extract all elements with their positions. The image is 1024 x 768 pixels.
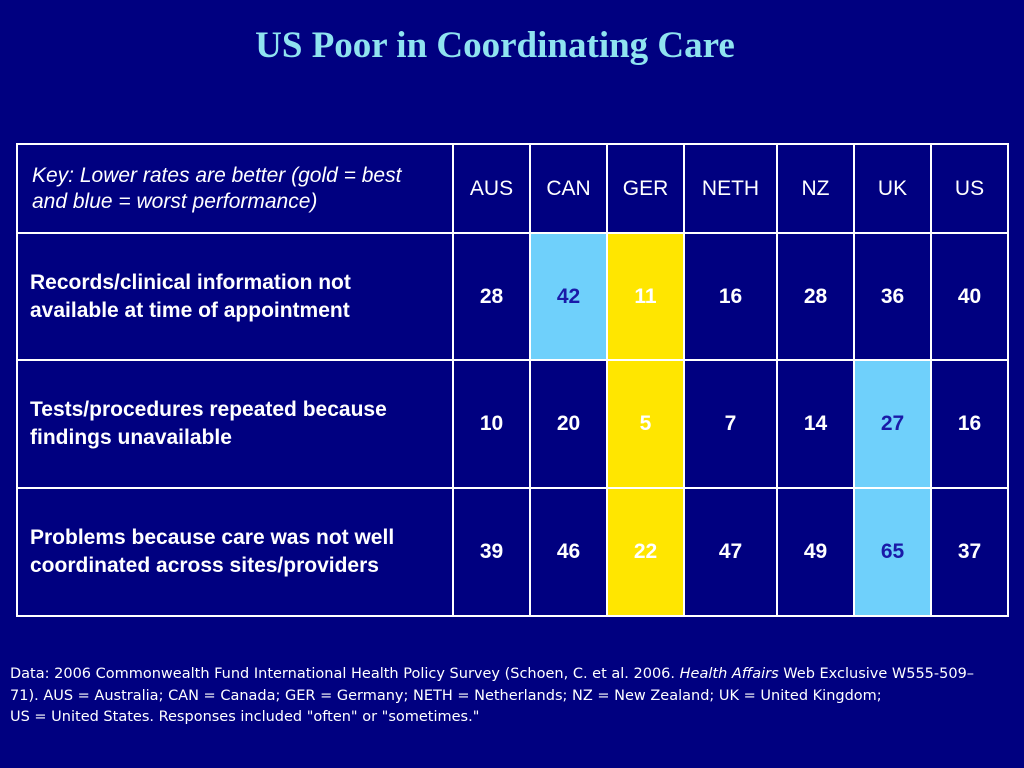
column-header-aus: AUS <box>452 143 531 234</box>
cell-can: 20 <box>529 359 608 489</box>
footnote-text: Data: 2006 Commonwealth Fund Internation… <box>10 666 680 682</box>
page-title: US Poor in Coordinating Care <box>255 25 735 66</box>
source-footnote: Data: 2006 Commonwealth Fund Internation… <box>10 664 1000 729</box>
row-label: Problems because care was not well coord… <box>16 487 454 617</box>
cell-us: 37 <box>930 487 1009 617</box>
cell-aus: 28 <box>452 232 531 361</box>
footnote-text: US = United States. Responses included "… <box>10 709 480 725</box>
column-header-nz: NZ <box>776 143 855 234</box>
table-row: Records/clinical information not availab… <box>16 232 1009 361</box>
cell-uk-worst: 27 <box>853 359 932 489</box>
column-header-can: CAN <box>529 143 608 234</box>
comparison-table: Key: Lower rates are better (gold = best… <box>16 143 1009 617</box>
cell-nz: 14 <box>776 359 855 489</box>
cell-can-worst: 42 <box>529 232 608 361</box>
cell-neth: 7 <box>683 359 778 489</box>
table-key: Key: Lower rates are better (gold = best… <box>16 143 454 234</box>
header-row: Key: Lower rates are better (gold = best… <box>16 143 1009 234</box>
column-header-uk: UK <box>853 143 932 234</box>
cell-ger-best: 5 <box>606 359 685 489</box>
cell-nz: 49 <box>776 487 855 617</box>
cell-aus: 10 <box>452 359 531 489</box>
column-header-ger: GER <box>606 143 685 234</box>
cell-nz: 28 <box>776 232 855 361</box>
cell-us: 40 <box>930 232 1009 361</box>
cell-ger-best: 11 <box>606 232 685 361</box>
cell-neth: 47 <box>683 487 778 617</box>
cell-uk: 36 <box>853 232 932 361</box>
cell-neth: 16 <box>683 232 778 361</box>
cell-can: 46 <box>529 487 608 617</box>
journal-name: Health Affairs <box>679 666 779 682</box>
cell-us: 16 <box>930 359 1009 489</box>
cell-uk-worst: 65 <box>853 487 932 617</box>
cell-ger-best: 22 <box>606 487 685 617</box>
cell-aus: 39 <box>452 487 531 617</box>
row-label: Records/clinical information not availab… <box>16 232 454 361</box>
footnote-text: Web Exclusive W555-509–71). AUS = Austra… <box>10 666 975 704</box>
table-row: Tests/procedures repeated because findin… <box>16 359 1009 489</box>
table-row: Problems because care was not well coord… <box>16 487 1009 617</box>
row-label: Tests/procedures repeated because findin… <box>16 359 454 489</box>
column-header-neth: NETH <box>683 143 778 234</box>
column-header-us: US <box>930 143 1009 234</box>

________________________

Work to do: Copy every line of the records above word for word, and leave out the pictures.

Response to the task:
extract all elements with their positions. The image is 1024 x 768 pixels.
column-header-aus: AUS <box>452 143 531 234</box>
cell-can: 20 <box>529 359 608 489</box>
footnote-text: Data: 2006 Commonwealth Fund Internation… <box>10 666 680 682</box>
page-title: US Poor in Coordinating Care <box>255 25 735 66</box>
source-footnote: Data: 2006 Commonwealth Fund Internation… <box>10 664 1000 729</box>
row-label: Problems because care was not well coord… <box>16 487 454 617</box>
cell-us: 37 <box>930 487 1009 617</box>
cell-aus: 28 <box>452 232 531 361</box>
footnote-text: US = United States. Responses included "… <box>10 709 480 725</box>
column-header-nz: NZ <box>776 143 855 234</box>
table-row: Records/clinical information not availab… <box>16 232 1009 361</box>
cell-uk-worst: 27 <box>853 359 932 489</box>
column-header-can: CAN <box>529 143 608 234</box>
comparison-table: Key: Lower rates are better (gold = best… <box>16 143 1009 617</box>
cell-nz: 14 <box>776 359 855 489</box>
cell-can-worst: 42 <box>529 232 608 361</box>
cell-neth: 7 <box>683 359 778 489</box>
table-key: Key: Lower rates are better (gold = best… <box>16 143 454 234</box>
header-row: Key: Lower rates are better (gold = best… <box>16 143 1009 234</box>
column-header-uk: UK <box>853 143 932 234</box>
cell-ger-best: 5 <box>606 359 685 489</box>
cell-nz: 49 <box>776 487 855 617</box>
cell-aus: 10 <box>452 359 531 489</box>
column-header-ger: GER <box>606 143 685 234</box>
cell-nz: 28 <box>776 232 855 361</box>
cell-us: 40 <box>930 232 1009 361</box>
cell-ger-best: 11 <box>606 232 685 361</box>
cell-neth: 47 <box>683 487 778 617</box>
cell-uk: 36 <box>853 232 932 361</box>
cell-neth: 16 <box>683 232 778 361</box>
cell-can: 46 <box>529 487 608 617</box>
journal-name: Health Affairs <box>679 666 779 682</box>
cell-us: 16 <box>930 359 1009 489</box>
cell-uk-worst: 65 <box>853 487 932 617</box>
cell-ger-best: 22 <box>606 487 685 617</box>
cell-aus: 39 <box>452 487 531 617</box>
row-label: Records/clinical information not availab… <box>16 232 454 361</box>
footnote-text: Web Exclusive W555-509–71). AUS = Austra… <box>10 666 975 704</box>
table-row: Tests/procedures repeated because findin… <box>16 359 1009 489</box>
table-row: Problems because care was not well coord… <box>16 487 1009 617</box>
row-label: Tests/procedures repeated because findin… <box>16 359 454 489</box>
column-header-neth: NETH <box>683 143 778 234</box>
column-header-us: US <box>930 143 1009 234</box>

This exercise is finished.